▶ [SET EXERCISE]
Check every line of the entries that follow, and copy the ones containing "those".

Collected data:
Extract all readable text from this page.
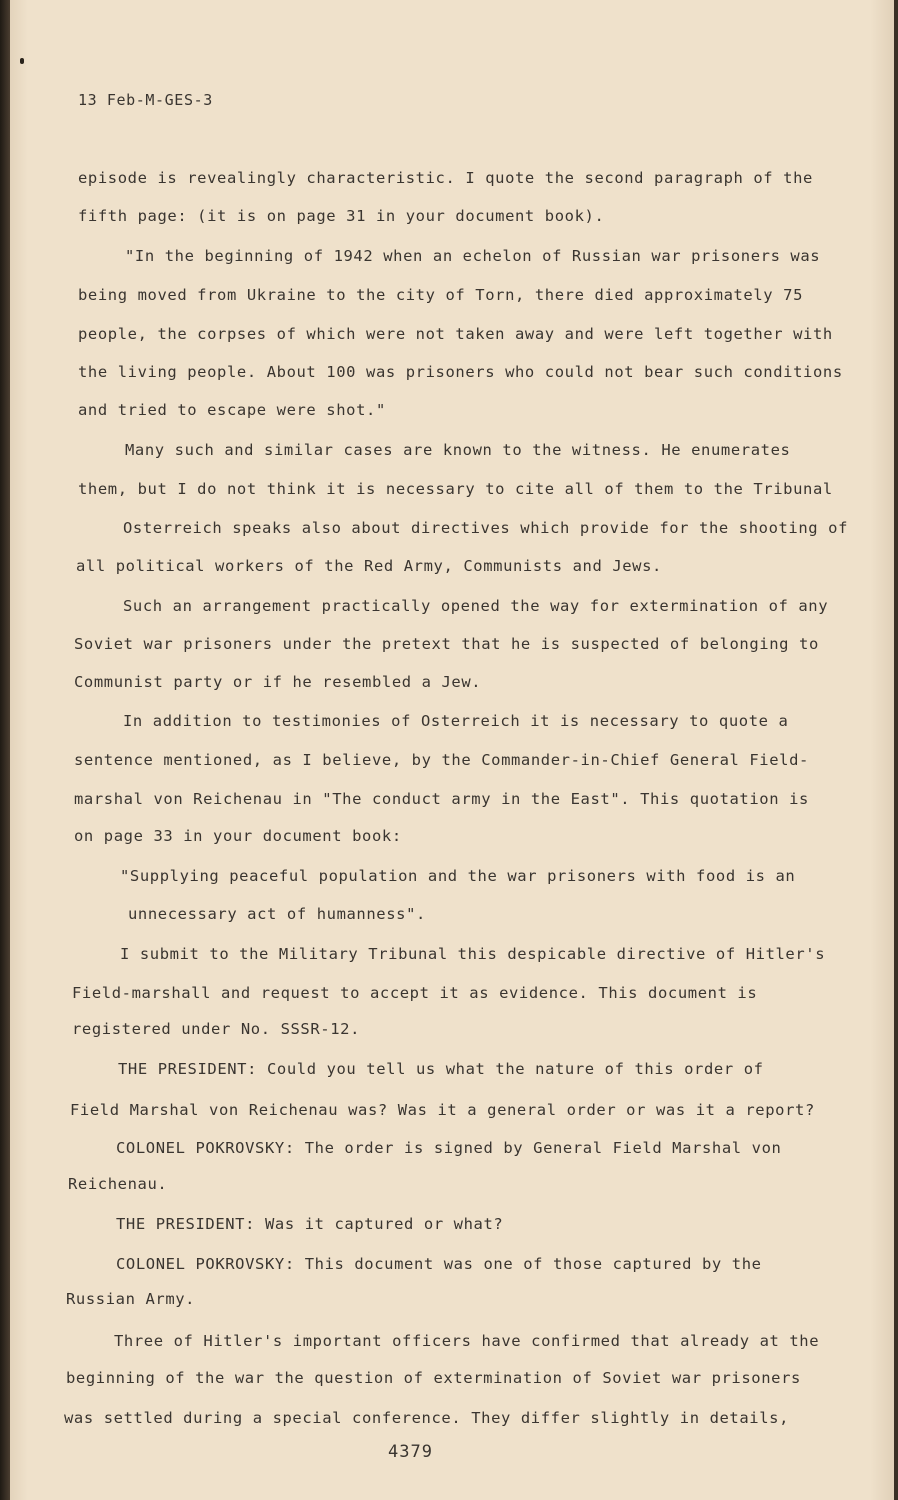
13 Feb-M-GES-3
episode is revealingly characteristic. I quote the second paragraph of the
fifth page: (it is on page 31 in your document book).
"In the beginning of 1942 when an echelon of Russian war prisoners was
being moved from Ukraine to the city of Torn, there died approximately 75
people, the corpses of which were not taken away and were left together with
the living people. About 100 was prisoners who could not bear such conditions
and tried to escape were shot."
Many such and similar cases are known to the witness. He enumerates
them, but I do not think it is necessary to cite all of them to the Tribunal
Osterreich speaks also about directives which provide for the shooting of
all political workers of the Red Army, Communists and Jews.
Such an arrangement practically opened the way for extermination of any
Soviet war prisoners under the pretext that he is suspected of belonging to
Communist party or if he resembled a Jew.
In addition to testimonies of Osterreich it is necessary to quote a
sentence mentioned, as I believe, by the Commander-in-Chief General Field-
marshal von Reichenau in "The conduct army in the East". This quotation is
on page 33 in your document book:
"Supplying peaceful population and the war prisoners with food is an
unnecessary act of humanness".
I submit to the Military Tribunal this despicable directive of Hitler's
Field-marshall and request to accept it as evidence. This document is
registered under No. SSSR-12.
THE PRESIDENT: Could you tell us what the nature of this order of
Field Marshal von Reichenau was? Was it a general order or was it a report?
COLONEL POKROVSKY: The order is signed by General Field Marshal von
Reichenau.
THE PRESIDENT: Was it captured or what?
COLONEL POKROVSKY: This document was one of those captured by the
Russian Army.
Three of Hitler's important officers have confirmed that already at the
beginning of the war the question of extermination of Soviet war prisoners
was settled during a special conference. They differ slightly in details,
4379
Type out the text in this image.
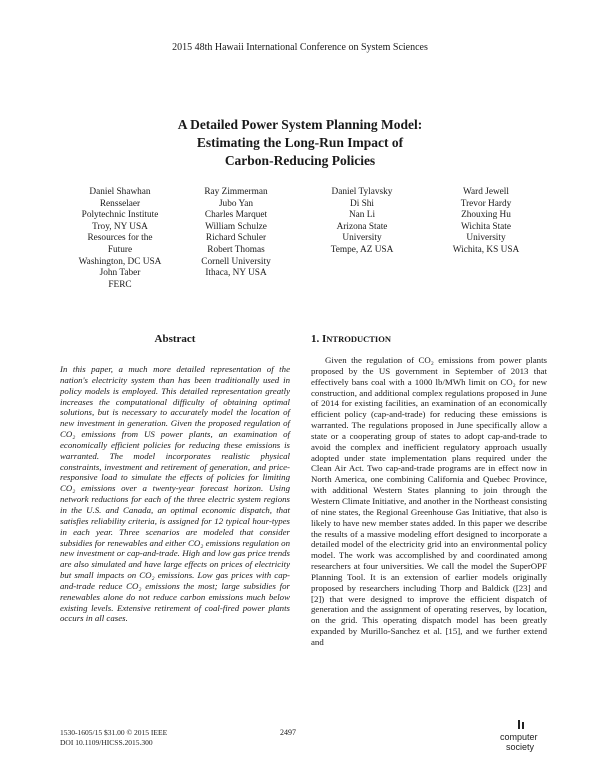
2015 48th Hawaii International Conference on System Sciences
A Detailed Power System Planning Model:
Estimating the Long-Run Impact of
Carbon-Reducing Policies
Daniel Shawhan
Rensselaer
Polytechnic Institute
Troy, NY USA
Resources for the
Future
Washington, DC USA
John Taber
FERC
Ray Zimmerman
Jubo Yan
Charles Marquet
William Schulze
Richard Schuler
Robert Thomas
Cornell University
Ithaca, NY USA
Daniel Tylavsky
Di Shi
Nan Li
Arizona State
University
Tempe, AZ USA
Ward Jewell
Trevor Hardy
Zhouxing Hu
Wichita State
University
Wichita, KS USA
Abstract	1. INTRODUCTION
In this paper, a much more detailed representation of the nation's electricity system than has been traditionally used in policy models is employed. This detailed representation greatly increases the computational difficulty of obtaining optimal solutions, but is necessary to accurately model the location of new investment in generation. Given the proposed regulation of CO₂ emissions from US power plants, an examination of economically efficient policies for reducing these emissions is warranted. The model incorporates realistic physical constraints, investment and retirement of generation, and price-responsive load to simulate the effects of policies for limiting CO₂ emissions over a twenty-year forecast horizon. Using network reductions for each of the three electric system regions in the U.S. and Canada, an optimal economic dispatch, that satisfies reliability criteria, is assigned for 12 typical hour-types in each year. Three scenarios are modeled that consider subsidies for renewables and either CO₂ emissions regulation on new investment or cap-and-trade. High and low gas price trends are also simulated and have large effects on prices of electricity but small impacts on CO₂ emissions. Low gas prices with cap-and-trade reduce CO₂ emissions the most; large subsidies for renewables alone do not reduce carbon emissions much below existing levels. Extensive retirement of coal-fired power plants occurs in all cases.
Given the regulation of CO₂ emissions from power plants proposed by the US government in September of 2013 that effectively bans coal with a 1000 lb/MWh limit on CO₂ for new construction, and additional complex regulations proposed in June of 2014 for existing facilities, an examination of an economically efficient policy (cap-and-trade) for reducing these emissions is warranted. The regulations proposed in June specifically allow a state or a cooperating group of states to adopt cap-and-trade to avoid the complex and inefficient regulatory approach usually adopted under state implementation plans required under the Clean Air Act. Two cap-and-trade programs are in effect now in North America, one combining California and Quebec Province, with additional Western States planning to join through the Western Climate Initiative, and another in the Northeast consisting of nine states, the Regional Greenhouse Gas Initiative, that also is likely to have new member states added. In this paper we describe the results of a massive modeling effort designed to incorporate a detailed model of the electricity grid into an environmental policy model. The work was accomplished by and coordinated among researchers at four universities. We call the model the SuperOPF Planning Tool. It is an extension of earlier models originally proposed by researchers including Thorp and Baldick ([23] and [2]) that were designed to improve the efficient dispatch of generation and the assignment of operating reserves, by location, on the grid. This operating dispatch model has been greatly expanded by Murillo-Sanchez et al. [15], and we further extend and
1530-1605/15 $31.00 © 2015 IEEE
DOI 10.1109/HICSS.2015.300
2497	computer
society
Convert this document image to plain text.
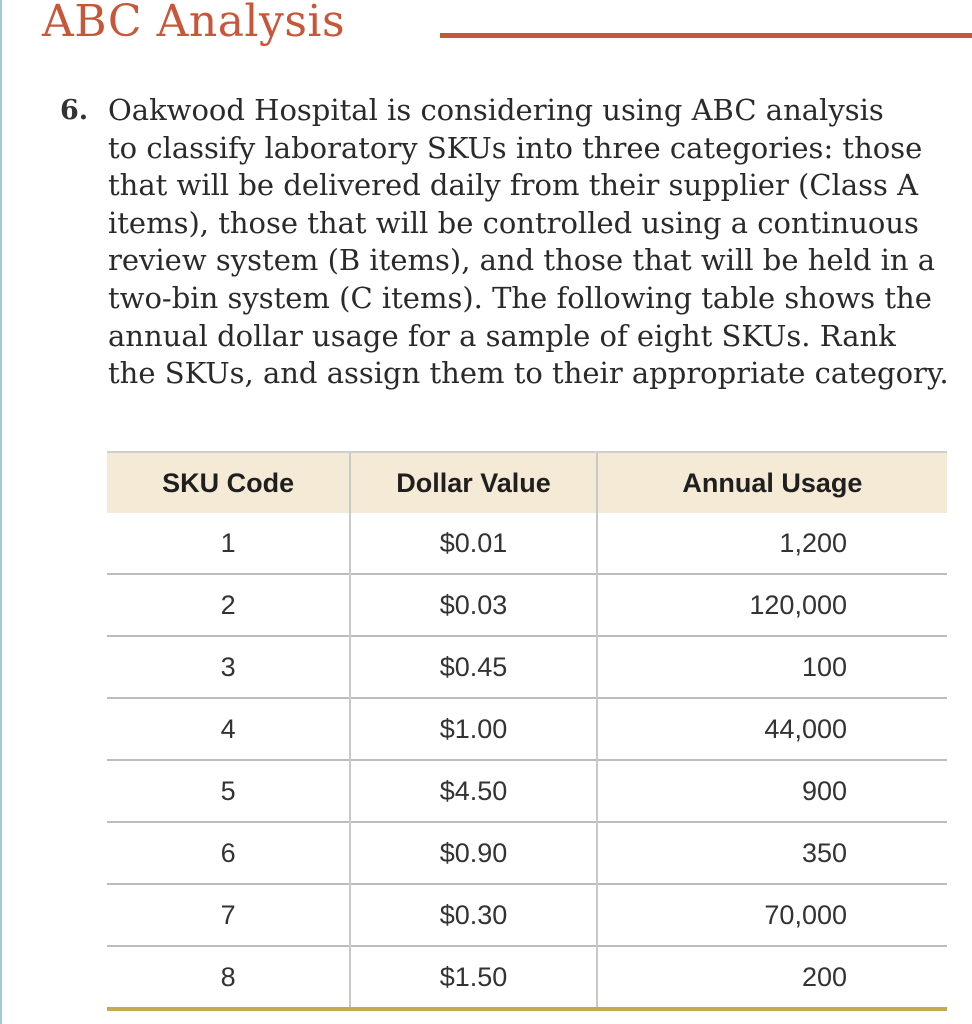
ABC Analysis
6. Oakwood Hospital is considering using ABC analysis
to classify laboratory SKUs into three categories: those
that will be delivered daily from their supplier (Class A
items), those that will be controlled using a continuous
review system (B items), and those that will be held in a
two-bin system (C items). The following table shows the
annual dollar usage for a sample of eight SKUs. Rank
the SKUs, and assign them to their appropriate category.

SKU Code	Dollar Value	Annual Usage
1	$0.01	1,200
2	$0.03	120,000
3	$0.45	100
4	$1.00	44,000
5	$4.50	900
6	$0.90	350
7	$0.30	70,000
8	$1.50	200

▶ [RESULT OF THE EXERCISE]
COLONEL POKROVSKY: This document was one of those captured by the
to classify laboratory SKUs into three categories: those
items), those that will be controlled using a continuous
review system (B items), and those that will be held in a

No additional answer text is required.